Extract the whole listing as it stands. Do not include the pictures.

"""

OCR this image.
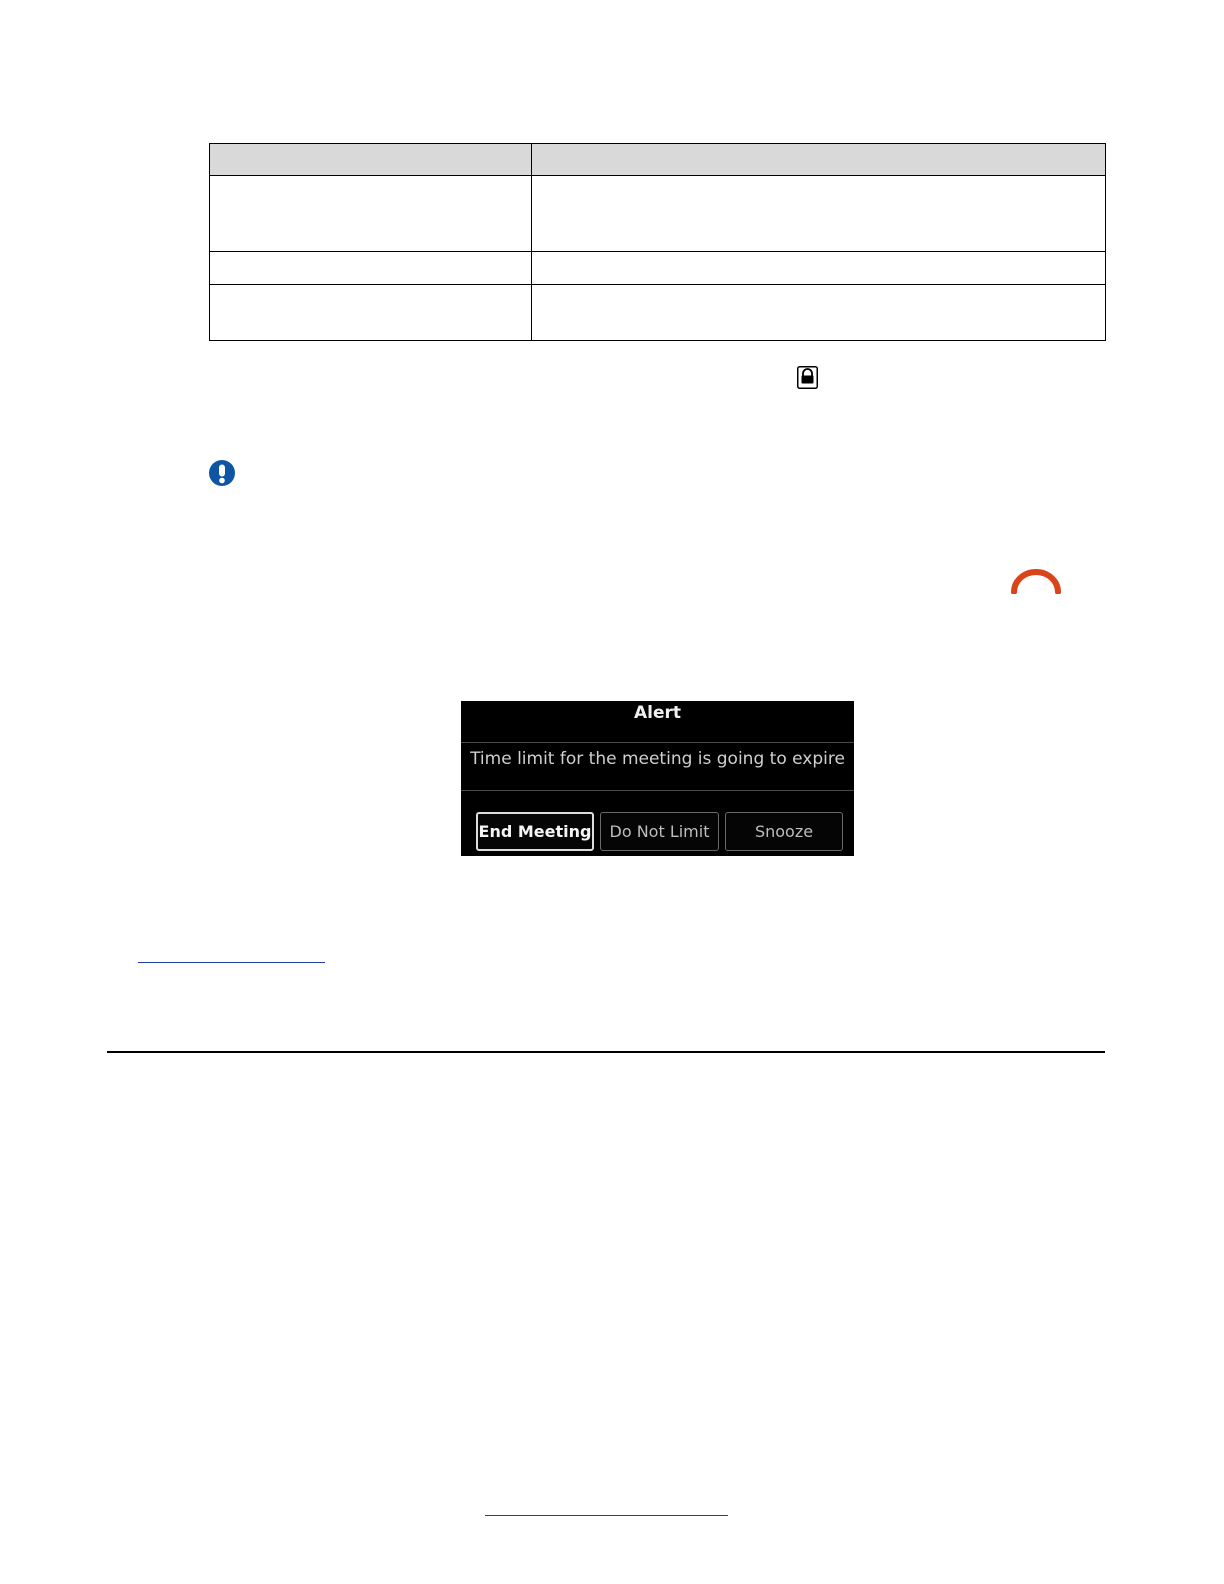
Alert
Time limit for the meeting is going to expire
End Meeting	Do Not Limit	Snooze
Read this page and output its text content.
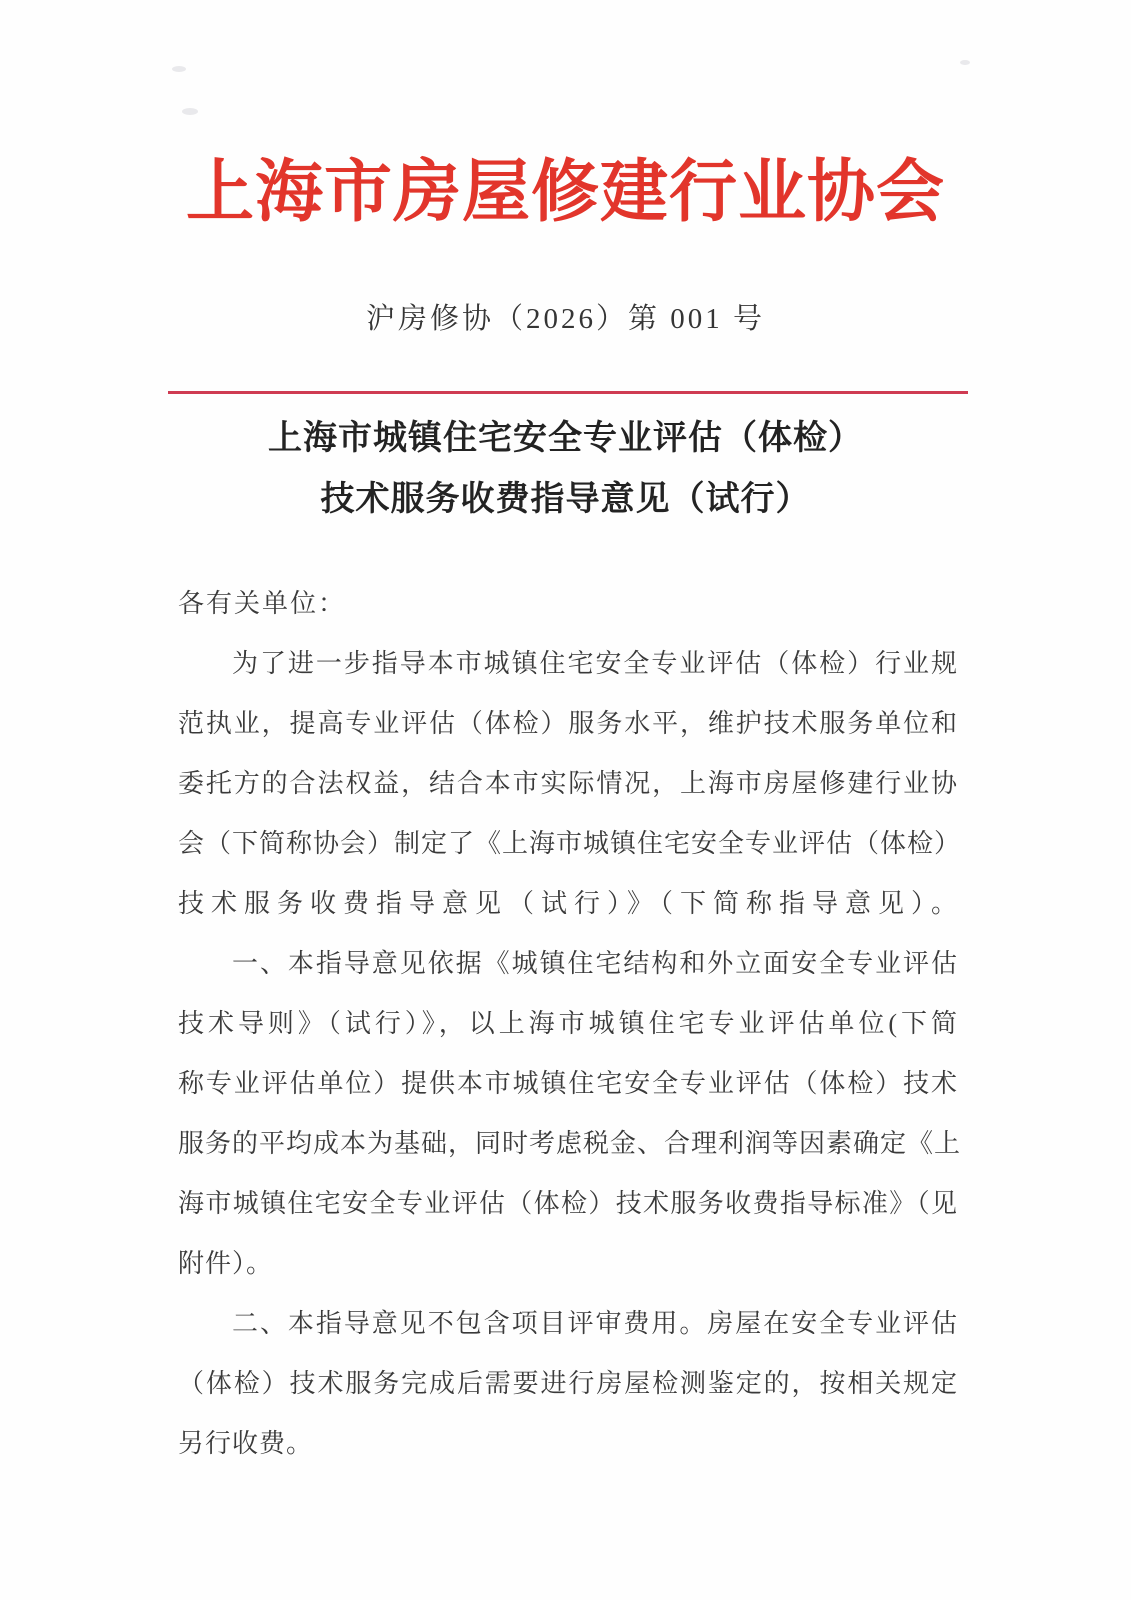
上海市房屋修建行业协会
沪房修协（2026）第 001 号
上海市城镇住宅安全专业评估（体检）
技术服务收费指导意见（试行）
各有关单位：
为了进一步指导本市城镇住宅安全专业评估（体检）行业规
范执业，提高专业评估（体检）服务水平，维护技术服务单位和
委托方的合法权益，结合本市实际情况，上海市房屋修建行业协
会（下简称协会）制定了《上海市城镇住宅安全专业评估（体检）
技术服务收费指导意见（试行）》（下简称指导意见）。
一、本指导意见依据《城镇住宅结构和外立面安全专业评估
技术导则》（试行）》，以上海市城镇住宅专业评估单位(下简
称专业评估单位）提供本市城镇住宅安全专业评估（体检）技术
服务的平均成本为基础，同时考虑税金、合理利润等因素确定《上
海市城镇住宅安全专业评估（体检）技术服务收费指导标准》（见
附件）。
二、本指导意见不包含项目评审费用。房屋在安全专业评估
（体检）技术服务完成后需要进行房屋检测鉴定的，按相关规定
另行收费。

"""

• **OUTPUT FOR THIS TASK**
OCR this image.
Alert
Time limit for the meeting is going to expire
End Meeting	Do Not Limit	Snooze
Read this page and output its text content.
上海市房屋修建行业协会
沪房修协（2026）第 001 号
上海市城镇住宅安全专业评估（体检）
技术服务收费指导意见（试行）
各有关单位：
为了进一步指导本市城镇住宅安全专业评估（体检）行业规
范执业，提高专业评估（体检）服务水平，维护技术服务单位和
委托方的合法权益，结合本市实际情况，上海市房屋修建行业协
会（下简称协会）制定了《上海市城镇住宅安全专业评估（体检）
技术服务收费指导意见（试行）》（下简称指导意见）。
一、本指导意见依据《城镇住宅结构和外立面安全专业评估
技术导则》（试行）》，以上海市城镇住宅专业评估单位(下简
称专业评估单位）提供本市城镇住宅安全专业评估（体检）技术
服务的平均成本为基础，同时考虑税金、合理利润等因素确定《上
海市城镇住宅安全专业评估（体检）技术服务收费指导标准》（见
附件）。
二、本指导意见不包含项目评审费用。房屋在安全专业评估
（体检）技术服务完成后需要进行房屋检测鉴定的，按相关规定
另行收费。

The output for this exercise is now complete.